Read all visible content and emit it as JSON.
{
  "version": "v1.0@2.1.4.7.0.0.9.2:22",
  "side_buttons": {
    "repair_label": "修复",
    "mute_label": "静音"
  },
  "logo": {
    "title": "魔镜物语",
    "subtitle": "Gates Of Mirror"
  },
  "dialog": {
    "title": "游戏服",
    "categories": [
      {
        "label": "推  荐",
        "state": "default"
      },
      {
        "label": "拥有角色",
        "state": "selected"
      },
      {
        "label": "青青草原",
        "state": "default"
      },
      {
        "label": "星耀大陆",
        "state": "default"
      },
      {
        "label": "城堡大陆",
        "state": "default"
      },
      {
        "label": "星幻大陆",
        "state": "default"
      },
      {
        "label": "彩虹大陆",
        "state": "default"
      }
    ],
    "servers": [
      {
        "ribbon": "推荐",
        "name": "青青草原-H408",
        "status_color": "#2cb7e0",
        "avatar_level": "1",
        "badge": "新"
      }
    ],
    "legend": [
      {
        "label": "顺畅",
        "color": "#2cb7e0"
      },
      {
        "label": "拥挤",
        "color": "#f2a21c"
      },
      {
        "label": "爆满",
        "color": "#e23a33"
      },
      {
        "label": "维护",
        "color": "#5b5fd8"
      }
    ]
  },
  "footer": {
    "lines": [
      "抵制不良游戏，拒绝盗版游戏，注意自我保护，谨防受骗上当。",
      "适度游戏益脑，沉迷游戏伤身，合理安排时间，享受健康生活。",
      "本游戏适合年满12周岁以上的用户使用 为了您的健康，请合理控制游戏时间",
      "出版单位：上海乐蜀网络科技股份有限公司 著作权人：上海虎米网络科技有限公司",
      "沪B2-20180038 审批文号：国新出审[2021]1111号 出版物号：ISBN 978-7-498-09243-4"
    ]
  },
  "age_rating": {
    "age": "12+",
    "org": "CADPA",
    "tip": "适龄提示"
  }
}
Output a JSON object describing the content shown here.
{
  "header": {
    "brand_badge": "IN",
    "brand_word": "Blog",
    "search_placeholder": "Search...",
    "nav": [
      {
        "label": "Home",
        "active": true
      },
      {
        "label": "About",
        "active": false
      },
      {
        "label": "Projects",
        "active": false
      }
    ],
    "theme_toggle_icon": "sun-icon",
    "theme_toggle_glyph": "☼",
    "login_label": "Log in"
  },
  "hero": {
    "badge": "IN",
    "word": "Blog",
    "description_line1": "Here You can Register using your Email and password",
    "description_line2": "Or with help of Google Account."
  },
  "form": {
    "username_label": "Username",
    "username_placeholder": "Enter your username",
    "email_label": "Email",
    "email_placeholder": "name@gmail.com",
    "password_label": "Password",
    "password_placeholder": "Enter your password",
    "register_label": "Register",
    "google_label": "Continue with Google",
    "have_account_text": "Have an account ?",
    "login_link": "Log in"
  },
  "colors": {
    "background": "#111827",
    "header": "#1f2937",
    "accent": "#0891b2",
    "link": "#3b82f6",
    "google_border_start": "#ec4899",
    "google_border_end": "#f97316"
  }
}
____________________
◆ **What is asked**
The entries above must be returned in full, exactly as shown.

◆ **Exercise response**
Read all visible content and emit it as JSON.
{
  "version": "v1.0@2.1.4.7.0.0.9.2:22",
  "side_buttons": {
    "repair_label": "修复",
    "mute_label": "静音"
  },
  "logo": {
    "title": "魔镜物语",
    "subtitle": "Gates Of Mirror"
  },
  "dialog": {
    "title": "游戏服",
    "categories": [
      {
        "label": "推  荐",
        "state": "default"
      },
      {
        "label": "拥有角色",
        "state": "selected"
      },
      {
        "label": "青青草原",
        "state": "default"
      },
      {
        "label": "星耀大陆",
        "state": "default"
      },
      {
        "label": "城堡大陆",
        "state": "default"
      },
      {
        "label": "星幻大陆",
        "state": "default"
      },
      {
        "label": "彩虹大陆",
        "state": "default"
      }
    ],
    "servers": [
      {
        "ribbon": "推荐",
        "name": "青青草原-H408",
        "status_color": "#2cb7e0",
        "avatar_level": "1",
        "badge": "新"
      }
    ],
    "legend": [
      {
        "label": "顺畅",
        "color": "#2cb7e0"
      },
      {
        "label": "拥挤",
        "color": "#f2a21c"
      },
      {
        "label": "爆满",
        "color": "#e23a33"
      },
      {
        "label": "维护",
        "color": "#5b5fd8"
      }
    ]
  },
  "footer": {
    "lines": [
      "抵制不良游戏，拒绝盗版游戏，注意自我保护，谨防受骗上当。",
      "适度游戏益脑，沉迷游戏伤身，合理安排时间，享受健康生活。",
      "本游戏适合年满12周岁以上的用户使用 为了您的健康，请合理控制游戏时间",
      "出版单位：上海乐蜀网络科技股份有限公司 著作权人：上海虎米网络科技有限公司",
      "沪B2-20180038 审批文号：国新出审[2021]1111号 出版物号：ISBN 978-7-498-09243-4"
    ]
  },
  "age_rating": {
    "age": "12+",
    "org": "CADPA",
    "tip": "适龄提示"
  }
}
Output a JSON object describing the content shown here.
{
  "header": {
    "brand_badge": "IN",
    "brand_word": "Blog",
    "search_placeholder": "Search...",
    "nav": [
      {
        "label": "Home",
        "active": true
      },
      {
        "label": "About",
        "active": false
      },
      {
        "label": "Projects",
        "active": false
      }
    ],
    "theme_toggle_icon": "sun-icon",
    "theme_toggle_glyph": "☼",
    "login_label": "Log in"
  },
  "hero": {
    "badge": "IN",
    "word": "Blog",
    "description_line1": "Here You can Register using your Email and password",
    "description_line2": "Or with help of Google Account."
  },
  "form": {
    "username_label": "Username",
    "username_placeholder": "Enter your username",
    "email_label": "Email",
    "email_placeholder": "name@gmail.com",
    "password_label": "Password",
    "password_placeholder": "Enter your password",
    "register_label": "Register",
    "google_label": "Continue with Google",
    "have_account_text": "Have an account ?",
    "login_link": "Log in"
  },
  "colors": {
    "background": "#111827",
    "header": "#1f2937",
    "accent": "#0891b2",
    "link": "#3b82f6",
    "google_border_start": "#ec4899",
    "google_border_end": "#f97316"
  }
}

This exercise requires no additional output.